# Stated problem A
Answer these questions from the article below on the Bush presidency.
(i) How many books has Karl Rove read so far this year, according to White House aides?
(ii) What percentage of Americans approve of Bush's job performance?
(iii) At which university is political historian Julian Zelizer?
# Stated problem B
Write the next part of the article below on the Bush presidency, picking up after its final sentence.

# Text extract
###

A Humbled Presidency
After a series of setbacks, Bush tries a more thoughtful approach
Maybe it was the influence of his wife, Laura, a former librarian, or his mother, Barbara, a longtime promoter of literacy. Or perhaps he was just eager to dispel his image as an intellectual lightweight. But President Bush now wants it known that he is a man of letters. In fact, Bush has entered a book-reading competition with Karl Rove, his political adviser. White House aides say the president has read 60 books so far this year (while the brainy Rove, to Bush's competitive delight, has racked up only 50). The commander in chief delved into three volumes in August alone-two on Abraham Lincoln and, more surprising for a man of unambiguous convictions, The Stranger, Albert Camus's existential tale of murder and alienation (story, Page 38).

Bush's critics aren't buying. A man who so regularly mangles the English language and seems to disdain complexity couldn't possibly be so cerebral, they argue. But portraying Bush as a voracious reader is part of an ongoing White House campaign to restore what a senior adviser calls "gravitas" to the Bush persona. He certainly needs something. Only about 34 percent of Americans approve of his job performance-and 58 percent say Bush "seems in over his head," according to Democratic pollster Stan Greenberg. If nothing changes, the president could be a major liability for Republicans in November's congressional elections.
Changing these perceptions won't be easy. "A president's image is pretty much set after a few years in office, and it will be very difficult [for Bush] to quickly reverse that image with the public," says political historian Julian Zelizer of Boston University. "It's a cynical age and a cynical country, and it's a savvy public." But the White House is giving it a try. Last week provided a glimpse of Bush's new "gravitas campaign"-and illustrated why his presidency has been humbled-if not in spirit, then in Bush's grudging acknowledgment of his current limitations. The latest blow came when a federal judge in Detroit declared Bush's warrantless eavesdropping program unconstitutional (box, Page 38). More broadly, Bush has been forced to come to terms with reluctant allies abroad, continuing bad news from Iraq and Afghanistan, a protracted crisis in Lebanon, looming showdowns with Iran and North Korea, and, at home, a balky Congress and a disapproving electorate.

###

Element and region data:
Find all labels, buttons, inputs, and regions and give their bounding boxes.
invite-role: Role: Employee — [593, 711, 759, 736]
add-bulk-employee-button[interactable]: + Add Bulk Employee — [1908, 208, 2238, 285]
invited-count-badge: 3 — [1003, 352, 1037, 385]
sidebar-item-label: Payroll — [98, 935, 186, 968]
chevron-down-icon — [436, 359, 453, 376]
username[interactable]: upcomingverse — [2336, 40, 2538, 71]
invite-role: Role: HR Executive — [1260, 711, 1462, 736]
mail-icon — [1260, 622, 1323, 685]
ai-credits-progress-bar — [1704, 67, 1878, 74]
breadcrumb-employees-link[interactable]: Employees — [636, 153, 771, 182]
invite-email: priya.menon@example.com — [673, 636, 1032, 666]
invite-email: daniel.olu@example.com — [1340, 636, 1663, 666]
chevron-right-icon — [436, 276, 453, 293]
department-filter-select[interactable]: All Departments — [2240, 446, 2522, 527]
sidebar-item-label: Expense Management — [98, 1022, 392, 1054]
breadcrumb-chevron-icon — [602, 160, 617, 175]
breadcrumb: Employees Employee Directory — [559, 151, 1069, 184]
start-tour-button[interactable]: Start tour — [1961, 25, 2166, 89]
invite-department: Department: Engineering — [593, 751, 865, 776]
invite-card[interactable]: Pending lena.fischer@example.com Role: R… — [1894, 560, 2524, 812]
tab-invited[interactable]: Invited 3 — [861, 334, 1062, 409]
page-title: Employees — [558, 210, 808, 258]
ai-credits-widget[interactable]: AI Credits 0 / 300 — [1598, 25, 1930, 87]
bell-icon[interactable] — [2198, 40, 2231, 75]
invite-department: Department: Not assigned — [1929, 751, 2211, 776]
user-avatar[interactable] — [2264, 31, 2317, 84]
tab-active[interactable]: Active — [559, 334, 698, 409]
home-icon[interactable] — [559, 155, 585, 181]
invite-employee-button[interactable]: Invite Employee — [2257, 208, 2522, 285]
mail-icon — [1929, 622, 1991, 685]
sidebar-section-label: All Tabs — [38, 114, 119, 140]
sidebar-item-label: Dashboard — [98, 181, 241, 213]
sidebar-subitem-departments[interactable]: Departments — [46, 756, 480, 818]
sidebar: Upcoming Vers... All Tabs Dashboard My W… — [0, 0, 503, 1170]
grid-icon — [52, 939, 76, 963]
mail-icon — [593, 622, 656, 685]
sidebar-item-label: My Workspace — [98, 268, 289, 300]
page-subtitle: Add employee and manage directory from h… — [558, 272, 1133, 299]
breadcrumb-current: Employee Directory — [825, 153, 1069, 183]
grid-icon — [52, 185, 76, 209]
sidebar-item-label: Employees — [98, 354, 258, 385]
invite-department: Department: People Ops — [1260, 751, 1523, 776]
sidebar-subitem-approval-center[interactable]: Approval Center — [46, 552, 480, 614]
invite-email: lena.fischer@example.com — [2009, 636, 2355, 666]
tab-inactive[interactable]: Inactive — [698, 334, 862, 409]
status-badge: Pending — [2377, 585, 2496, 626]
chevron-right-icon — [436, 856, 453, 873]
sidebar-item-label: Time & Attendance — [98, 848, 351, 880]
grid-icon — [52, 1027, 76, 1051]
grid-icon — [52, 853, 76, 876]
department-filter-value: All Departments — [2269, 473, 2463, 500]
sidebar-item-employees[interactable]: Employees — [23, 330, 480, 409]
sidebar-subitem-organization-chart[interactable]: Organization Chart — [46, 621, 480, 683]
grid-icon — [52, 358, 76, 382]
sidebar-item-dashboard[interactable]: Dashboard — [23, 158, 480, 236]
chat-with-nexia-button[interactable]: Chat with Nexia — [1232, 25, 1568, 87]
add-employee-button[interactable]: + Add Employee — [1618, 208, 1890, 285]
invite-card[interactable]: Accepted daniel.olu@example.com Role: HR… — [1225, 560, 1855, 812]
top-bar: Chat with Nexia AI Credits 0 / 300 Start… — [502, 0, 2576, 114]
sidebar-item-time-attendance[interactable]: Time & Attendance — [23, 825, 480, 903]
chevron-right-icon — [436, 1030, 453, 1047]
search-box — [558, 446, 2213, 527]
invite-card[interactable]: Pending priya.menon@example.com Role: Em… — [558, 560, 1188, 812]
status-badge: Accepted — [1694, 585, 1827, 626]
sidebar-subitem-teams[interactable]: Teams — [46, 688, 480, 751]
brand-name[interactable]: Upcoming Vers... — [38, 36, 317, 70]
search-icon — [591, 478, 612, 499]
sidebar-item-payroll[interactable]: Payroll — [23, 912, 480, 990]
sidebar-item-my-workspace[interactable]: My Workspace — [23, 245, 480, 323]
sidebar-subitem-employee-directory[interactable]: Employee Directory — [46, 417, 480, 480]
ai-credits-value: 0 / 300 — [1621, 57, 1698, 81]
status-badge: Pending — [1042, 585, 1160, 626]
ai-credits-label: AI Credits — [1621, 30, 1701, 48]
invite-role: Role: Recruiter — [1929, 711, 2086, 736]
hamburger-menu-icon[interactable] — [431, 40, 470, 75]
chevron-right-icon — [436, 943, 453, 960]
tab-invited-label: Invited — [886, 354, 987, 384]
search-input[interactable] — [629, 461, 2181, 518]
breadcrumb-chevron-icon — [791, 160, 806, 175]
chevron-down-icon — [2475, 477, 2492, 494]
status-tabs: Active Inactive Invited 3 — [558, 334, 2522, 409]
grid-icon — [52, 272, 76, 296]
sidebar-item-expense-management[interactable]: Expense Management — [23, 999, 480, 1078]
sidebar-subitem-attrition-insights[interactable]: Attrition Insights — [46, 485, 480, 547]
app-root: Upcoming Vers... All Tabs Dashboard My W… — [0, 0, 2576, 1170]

###

# Expected answer A
(i) 50
(ii) About 34 percent
(iii) Boston University

# Expected answer B
Stepping up. So Bush is changing the way he does business. He returned to Washington from an August vacation at his Texas ranch after only 10 days, in contrast to the five weeks he spent in Crawford a year ago. His public pace seemed especially frenetic-featuring high-profile meetings to discuss the Iraq war on Monday, sessions to discuss homeland security Tuesday, a visit to a motorcycle plant in Pennsylvania Wednesday, signing a new pension security bill Thursday, and meeting with senior economic advisers at Camp David Friday. Pointedly, Bush didn't hold his meetings in the West Wing but traveled around the Washington area-to the Pentagon, the State Department, a new National Counterterrorism Center in suburban Virginia, and Camp David-all to project a sense of vigor and activism.
Bush also brought in outside specialists on Iraq to get a wider range of views. The private session was calculated to show that the president isn't isolated from the wider world, that he listens to those who disagree with him, and that he isn't detached from the policy process.
"The president is very engaged in most policy issues," says White House Deputy Chief of Staff Joel Kaplan, the main coordinator of policy development for Bush. "He's an extremely aggressive questioner." Kaplan told U.S. News: "We have policy time reserved on the president's calendar basically every day that he is in town . ... If you're on the hook for policy time, you know you'd better have your answers down because President Bush will go right to the heart of the issue. He'll ask you the difficult question, the one question you didn't come up with an answer for."
As an example of the president's behind-the-scenes engagement, White House aides cite Bush's role in protecting a massive system of reefs in the northwestern Hawaiian Islands from overfishing and pollution two months ago. Bush, whose interest was initially piqued because he is a recreational fisherman, closely followed the policymaking process in the executive branch until he was satisfied that he knew exactly why and how the vast undersea tract should be protected. He even sat in the White House family theater with his wife and watched a film, Voyage to Kure, by Jean-Michel Cousteau, son of famed undersea explorer Jacques Cousteau, showing the natural wonders of the reef. He told aides he wanted to "get it done big" and "get it done right."
But rather than submit the issue to Congress, he asked advisers, including environmental counselor James Connaughton, if he could use his authority under the Antiquities Act to unilaterally protect the area by declaring it a national monument. Told this would be legal and that there was a consensus among interested parties, including state officials, he moved ahead. On June 15, Bush created the 140,000-square-mile Northwestern Hawaiian Islands Marine National Monument by executive proclamation.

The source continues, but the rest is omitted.